:: Goal ::
Retype the records below exactly as they appear, but leave out any pictures.

:: Stored rows ::
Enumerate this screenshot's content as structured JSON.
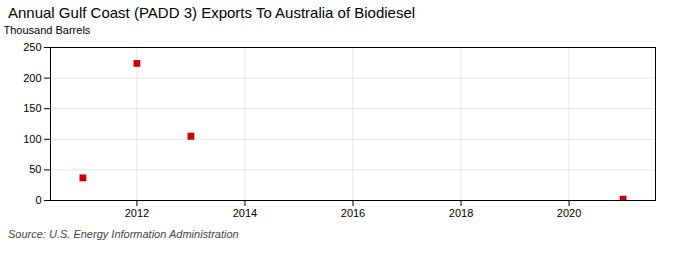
{
  "chart_data": {
    "type": "scatter",
    "title": "Annual Gulf Coast (PADD 3) Exports To Australia of Biodiesel",
    "ylabel": "Thousand Barrels",
    "source": "Source: U.S. Energy Information Administration",
    "x": [
      2011,
      2012,
      2013,
      2021
    ],
    "values": [
      37,
      224,
      105,
      2
    ],
    "color": "#cc0000",
    "marker": "square",
    "xlim": [
      2010.4,
      2021.6
    ],
    "ylim": [
      0,
      250
    ],
    "xticks": [
      2012,
      2014,
      2016,
      2018,
      2020
    ],
    "yticks": [
      0,
      50,
      100,
      150,
      200,
      250
    ],
    "grid": true
  }
}
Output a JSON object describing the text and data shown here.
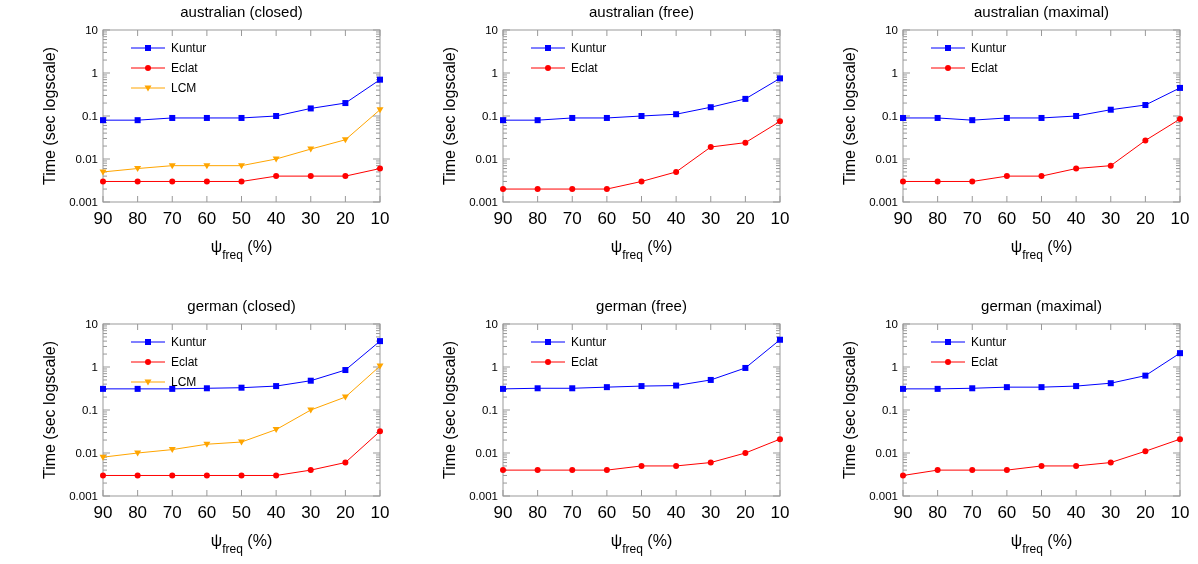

:: The completed task ::
Enumerate this screenshot's content as structured JSON.
{
  "chart_data": {
    "type": "scatter",
    "title": "Annual Gulf Coast (PADD 3) Exports To Australia of Biodiesel",
    "ylabel": "Thousand Barrels",
    "source": "Source: U.S. Energy Information Administration",
    "x": [
      2011,
      2012,
      2013,
      2021
    ],
    "values": [
      37,
      224,
      105,
      2
    ],
    "color": "#cc0000",
    "marker": "square",
    "xlim": [
      2010.4,
      2021.6
    ],
    "ylim": [
      0,
      250
    ],
    "xticks": [
      2012,
      2014,
      2016,
      2018,
      2020
    ],
    "yticks": [
      0,
      50,
      100,
      150,
      200,
      250
    ],
    "grid": true
  }
}
Output a JSON object describing the text and data shown here.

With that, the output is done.